Challenge: Provide nothing beyond the count of lines that include the string "dark".

Extracted data entries:
# # # # #

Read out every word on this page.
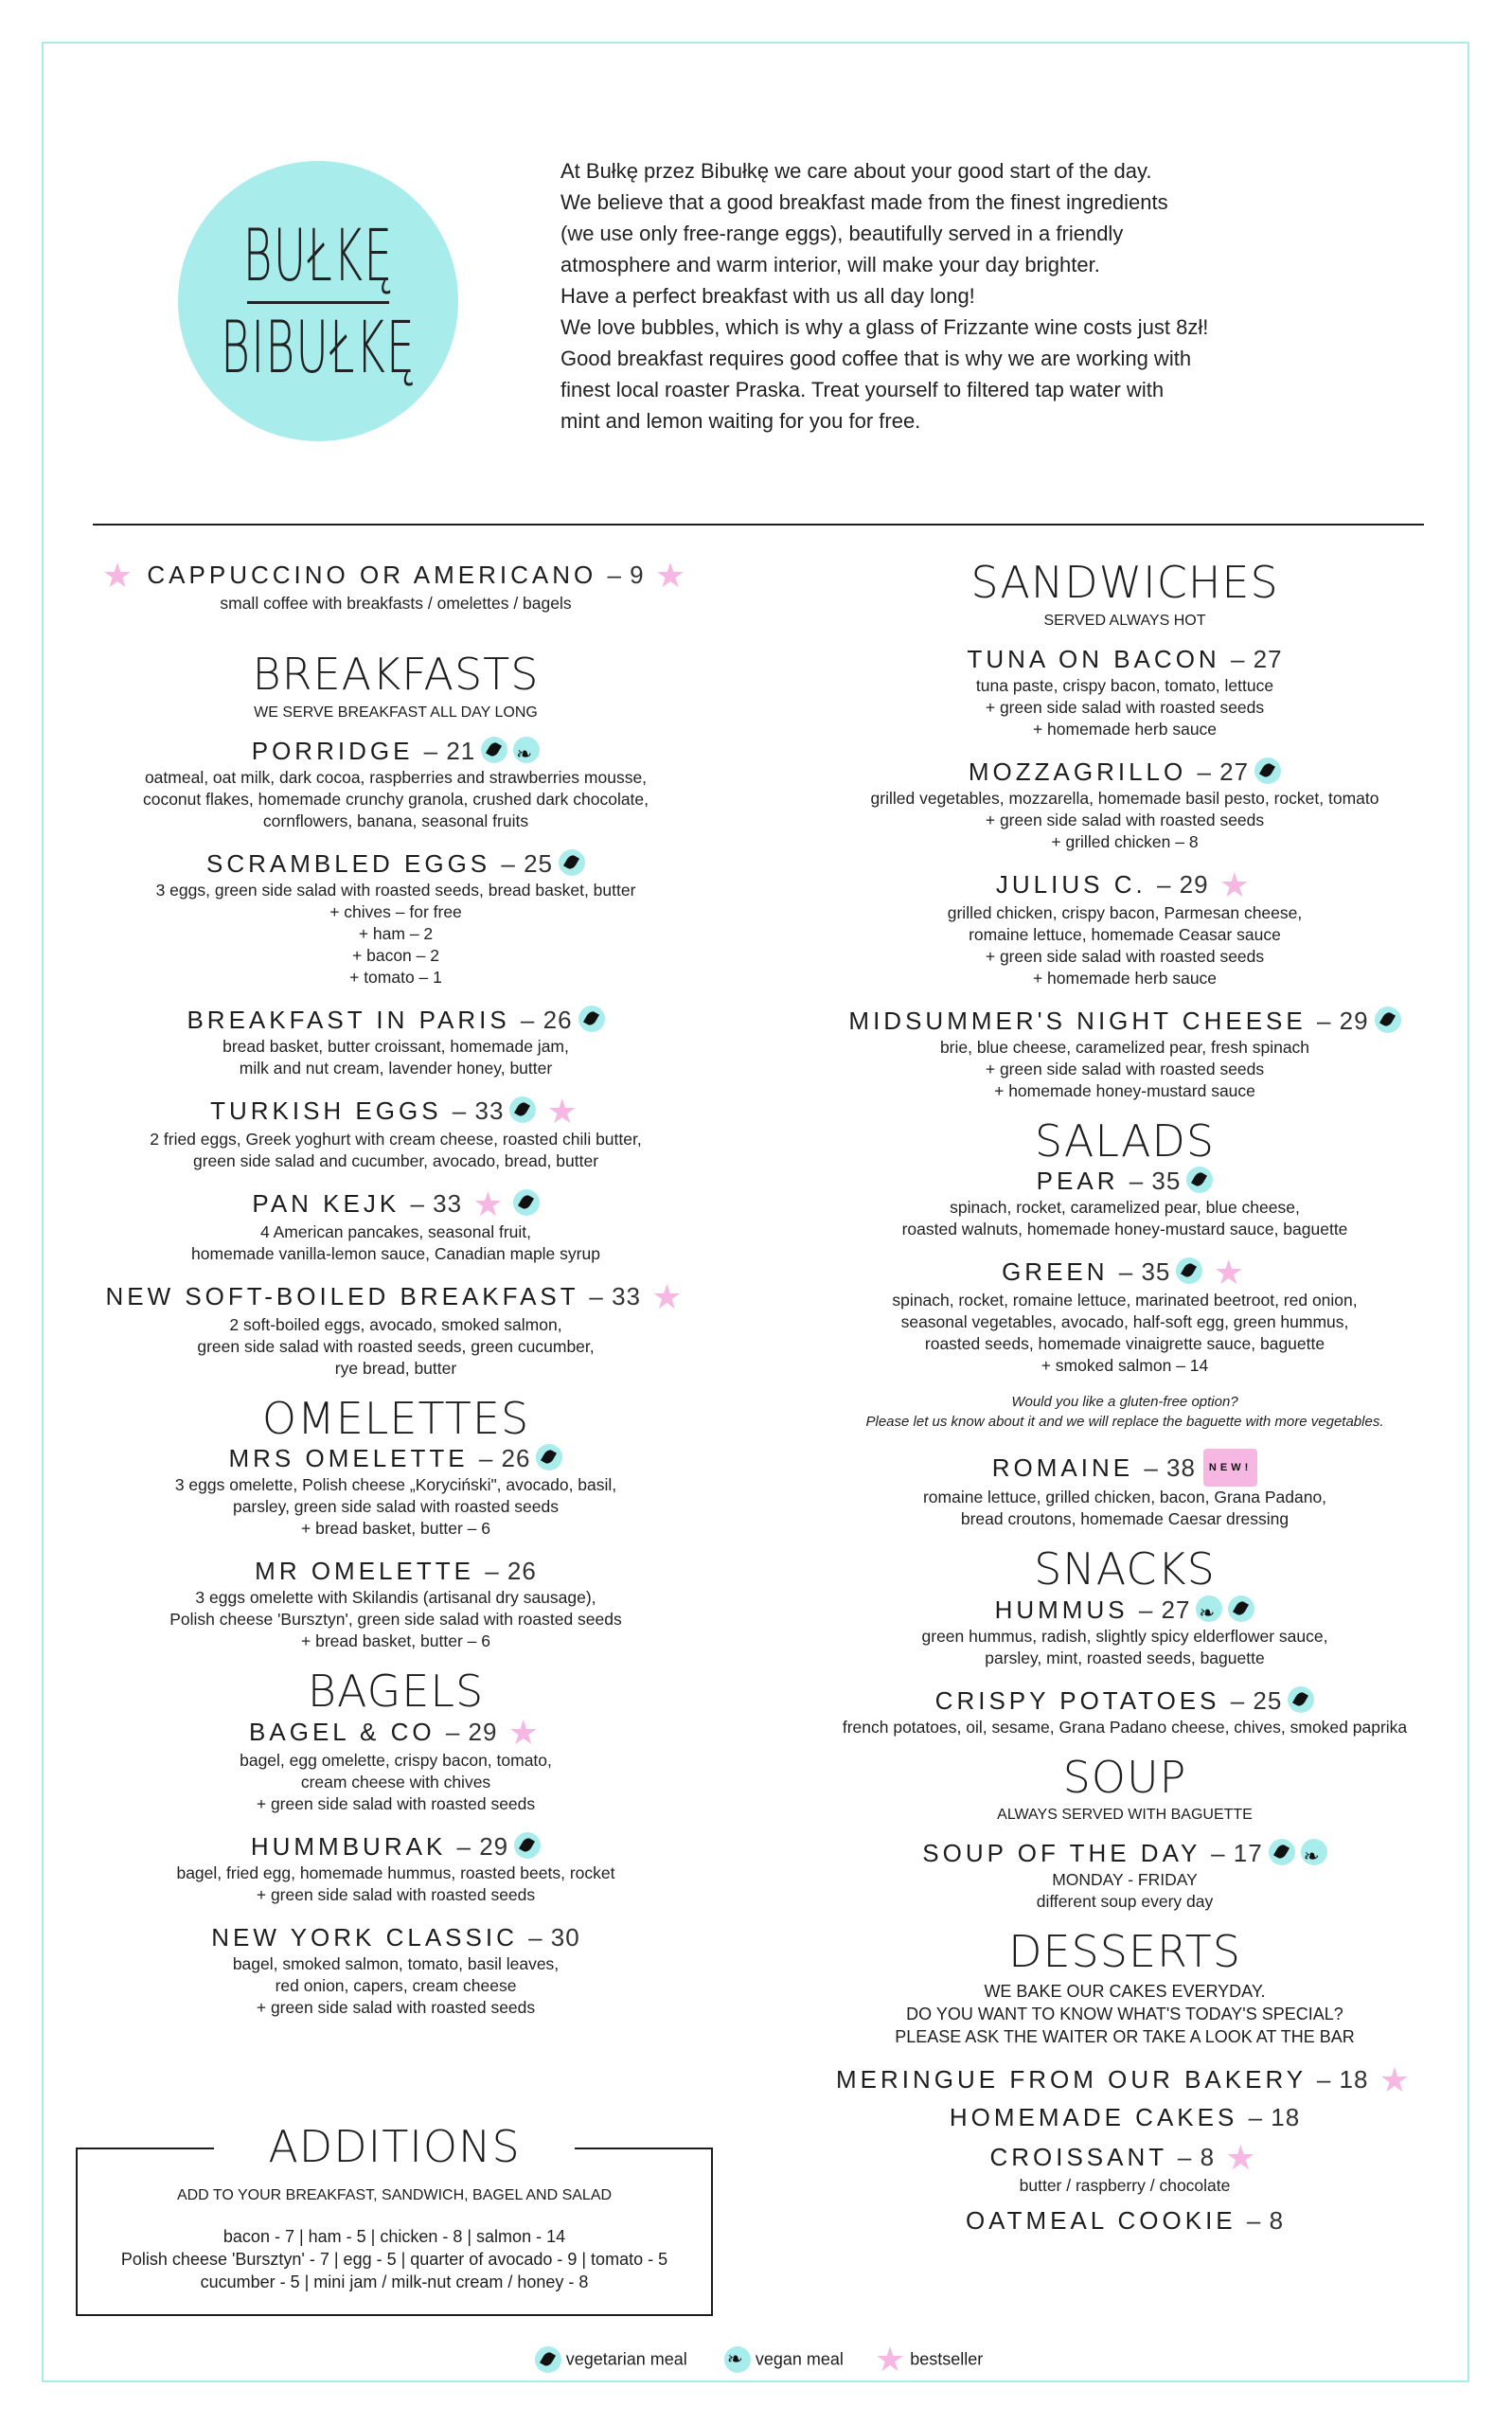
BUŁKĘ
BIBUŁKĘ

At Bułkę przez Bibułkę we care about your good start of the day.

We believe that a good breakfast made from the finest ingredients

(we use only free-range eggs), beautifully served in a friendly

atmosphere and warm interior, will make your day brighter.

Have a perfect breakfast with us all day long!

We love bubbles, which is why a glass of Frizzante wine costs just 8zł!

Good breakfast requires good coffee that is why we are working with

finest local roaster Praska. Treat yourself to filtered tap water with

mint and lemon waiting for you for free.

★ CAPPUCCINO OR AMERICANO – 9 ★
small coffee with breakfasts / omelettes / bagels
BREAKFASTS
WE SERVE BREAKFAST ALL DAY LONG
PORRIDGE – 21❧
oatmeal, oat milk, dark cocoa, raspberries and strawberries mousse,
coconut flakes, homemade crunchy granola, crushed dark chocolate,
cornflowers, banana, seasonal fruits
SCRAMBLED EGGS – 25
3 eggs, green side salad with roasted seeds, bread basket, butter
+ chives – for free
+ ham – 2
+ bacon – 2
+ tomato – 1
BREAKFAST IN PARIS – 26
bread basket, butter croissant, homemade jam,
milk and nut cream, lavender honey, butter
TURKISH EGGS – 33 ★
2 fried eggs, Greek yoghurt with cream cheese, roasted chili butter,
green side salad and cucumber, avocado, bread, butter
PAN KEJK – 33 ★
4 American pancakes, seasonal fruit,
homemade vanilla-lemon sauce, Canadian maple syrup
NEW SOFT-BOILED BREAKFAST – 33 ★
2 soft-boiled eggs, avocado, smoked salmon,
green side salad with roasted seeds, green cucumber,
rye bread, butter
OMELETTES
MRS OMELETTE – 26
3 eggs omelette, Polish cheese „Koryciński", avocado, basil,
parsley, green side salad with roasted seeds
+ bread basket, butter – 6
MR OMELETTE – 26
3 eggs omelette with Skilandis (artisanal dry sausage),
Polish cheese 'Bursztyn', green side salad with roasted seeds
+ bread basket, butter – 6
BAGELS
BAGEL & CO – 29 ★
bagel, egg omelette, crispy bacon, tomato,
cream cheese with chives
+ green side salad with roasted seeds
HUMMBURAK – 29
bagel, fried egg, homemade hummus, roasted beets, rocket
+ green side salad with roasted seeds
NEW YORK CLASSIC – 30
bagel, smoked salmon, tomato, basil leaves,
red onion, capers, cream cheese
+ green side salad with roasted seeds
ADDITIONS
ADD TO YOUR BREAKFAST, SANDWICH, BAGEL AND SALAD
bacon - 7 | ham - 5 | chicken - 8 | salmon - 14
Polish cheese 'Bursztyn' - 7 | egg - 5 | quarter of avocado - 9 | tomato - 5
cucumber - 5 | mini jam / milk-nut cream / honey - 8
SANDWICHES
SERVED ALWAYS HOT
TUNA ON BACON – 27
tuna paste, crispy bacon, tomato, lettuce
+ green side salad with roasted seeds
+ homemade herb sauce
MOZZAGRILLO – 27
grilled vegetables, mozzarella, homemade basil pesto, rocket, tomato
+ green side salad with roasted seeds
+ grilled chicken – 8
JULIUS C. – 29 ★
grilled chicken, crispy bacon, Parmesan cheese,
romaine lettuce, homemade Ceasar sauce
+ green side salad with roasted seeds
+ homemade herb sauce
MIDSUMMER'S NIGHT CHEESE – 29
brie, blue cheese, caramelized pear, fresh spinach
+ green side salad with roasted seeds
+ homemade honey-mustard sauce
SALADS
PEAR – 35
spinach, rocket, caramelized pear, blue cheese,
roasted walnuts, homemade honey-mustard sauce, baguette
GREEN – 35 ★
spinach, rocket, romaine lettuce, marinated beetroot, red onion,
seasonal vegetables, avocado, half-soft egg, green hummus,
roasted seeds, homemade vinaigrette sauce, baguette
+ smoked salmon – 14
Would you like a gluten-free option?
Please let us know about it and we will replace the baguette with more vegetables.
ROMAINE – 38 NEW!
romaine lettuce, grilled chicken, bacon, Grana Padano,
bread croutons, homemade Caesar dressing
SNACKS
HUMMUS – 27❧
green hummus, radish, slightly spicy elderflower sauce,
parsley, mint, roasted seeds, baguette
CRISPY POTATOES – 25
french potatoes, oil, sesame, Grana Padano cheese, chives, smoked paprika
SOUP
ALWAYS SERVED WITH BAGUETTE
SOUP OF THE DAY – 17❧
MONDAY - FRIDAY
different soup every day
DESSERTS
WE BAKE OUR CAKES EVERYDAY.
DO YOU WANT TO KNOW WHAT'S TODAY'S SPECIAL?
PLEASE ASK THE WAITER OR TAKE A LOOK AT THE BAR
MERINGUE FROM OUR BAKERY – 18 ★
HOMEMADE CAKES – 18
CROISSANT – 8 ★
butter / raspberry / chocolate
OATMEAL COOKIE – 8
vegetarian meal ❧	vegan meal ★ bestseller
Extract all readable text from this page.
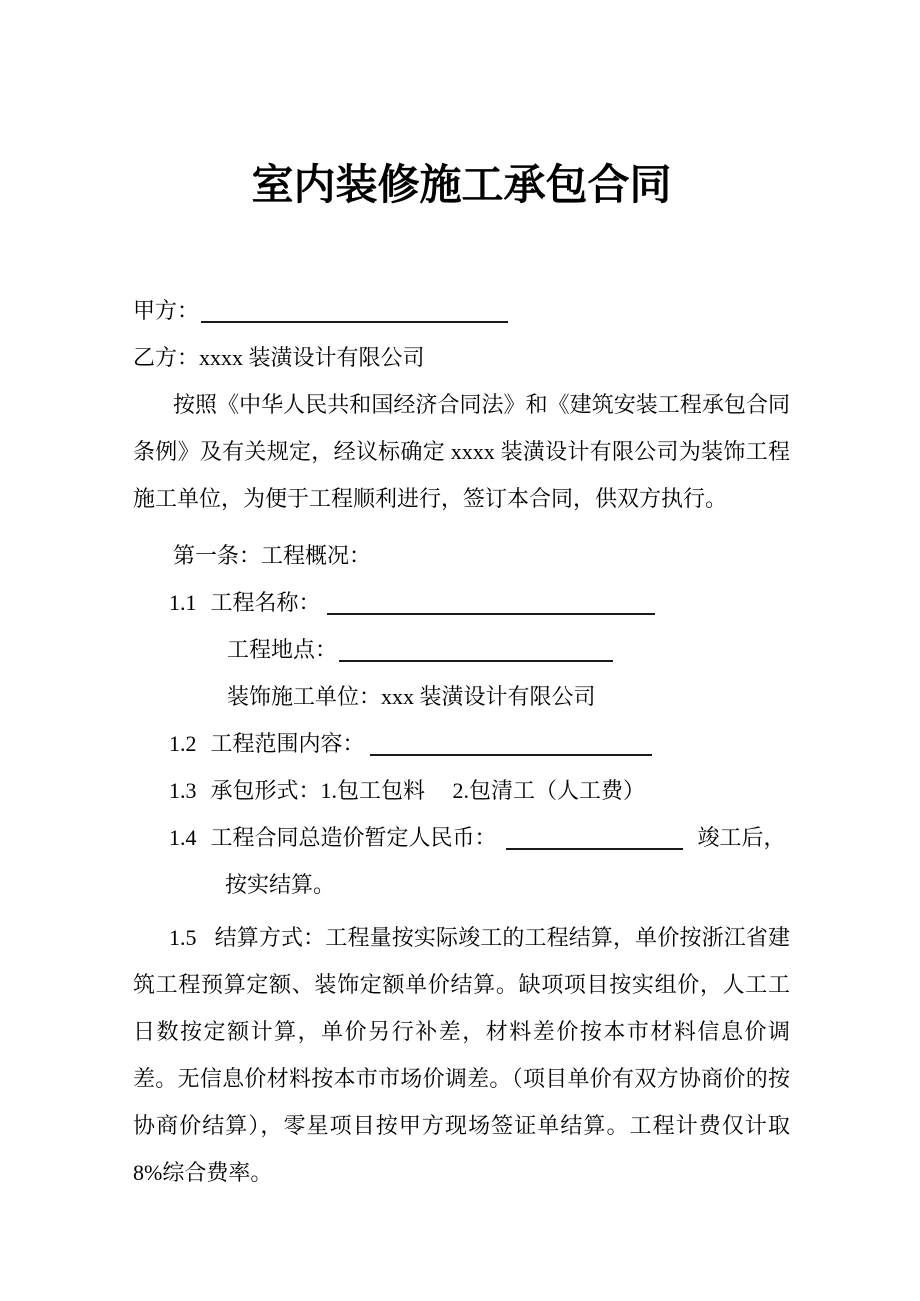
室内装修施工承包合同
甲方：
乙方：xxxx 装潢设计有限公司

按照《中华人民共和国经济合同法》和《建筑安装工程承包合同条例》及有关规定，经议标确定 xxxx 装潢设计有限公司为装饰工程施工单位，为便于工程顺利进行，签订本合同，供双方执行。

第一条：工程概况：
1.1 工程名称：
工程地点：
装饰施工单位：xxx 装潢设计有限公司
1.2 工程范围内容：
1.3 承包形式：1.包工包料　 2.包清工（人工费）
1.4 工程合同总造价暂定人民币：	竣工后，
按实结算。

1.5 结算方式：工程量按实际竣工的工程结算，单价按浙江省建筑工程预算定额、装饰定额单价结算。缺项项目按实组价，人工工日数按定额计算，单价另行补差，材料差价按本市材料信息价调差。无信息价材料按本市市场价调差。（项目单价有双方协商价的按协商价结算），零星项目按甲方现场签证单结算。工程计费仅计取 8%综合费率。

# # # # #

Exercise answer: 2